▽

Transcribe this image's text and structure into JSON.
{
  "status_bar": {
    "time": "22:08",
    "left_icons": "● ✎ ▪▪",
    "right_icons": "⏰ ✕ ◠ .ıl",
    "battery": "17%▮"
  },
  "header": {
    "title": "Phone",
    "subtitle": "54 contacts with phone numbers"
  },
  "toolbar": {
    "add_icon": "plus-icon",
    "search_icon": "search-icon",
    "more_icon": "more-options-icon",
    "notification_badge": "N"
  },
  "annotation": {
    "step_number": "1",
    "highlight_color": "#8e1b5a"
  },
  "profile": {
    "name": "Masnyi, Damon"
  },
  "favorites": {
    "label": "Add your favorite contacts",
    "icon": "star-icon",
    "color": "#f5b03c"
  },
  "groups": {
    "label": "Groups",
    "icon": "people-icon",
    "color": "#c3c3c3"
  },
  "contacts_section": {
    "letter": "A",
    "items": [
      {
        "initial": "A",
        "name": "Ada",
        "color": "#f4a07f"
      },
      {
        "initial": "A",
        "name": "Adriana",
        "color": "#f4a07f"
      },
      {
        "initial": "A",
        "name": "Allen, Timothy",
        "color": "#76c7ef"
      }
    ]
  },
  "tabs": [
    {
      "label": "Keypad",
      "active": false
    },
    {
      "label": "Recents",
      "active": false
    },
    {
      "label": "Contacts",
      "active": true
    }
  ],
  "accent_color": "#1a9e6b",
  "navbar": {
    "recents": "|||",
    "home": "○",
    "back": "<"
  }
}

△

Exercise task: From the records above, pick out and copy each line holding the word "name".

The answer:
    "name": "Masnyi, Damon"
        "name": "Ada",
        "name": "Adriana",
        "name": "Allen, Timothy",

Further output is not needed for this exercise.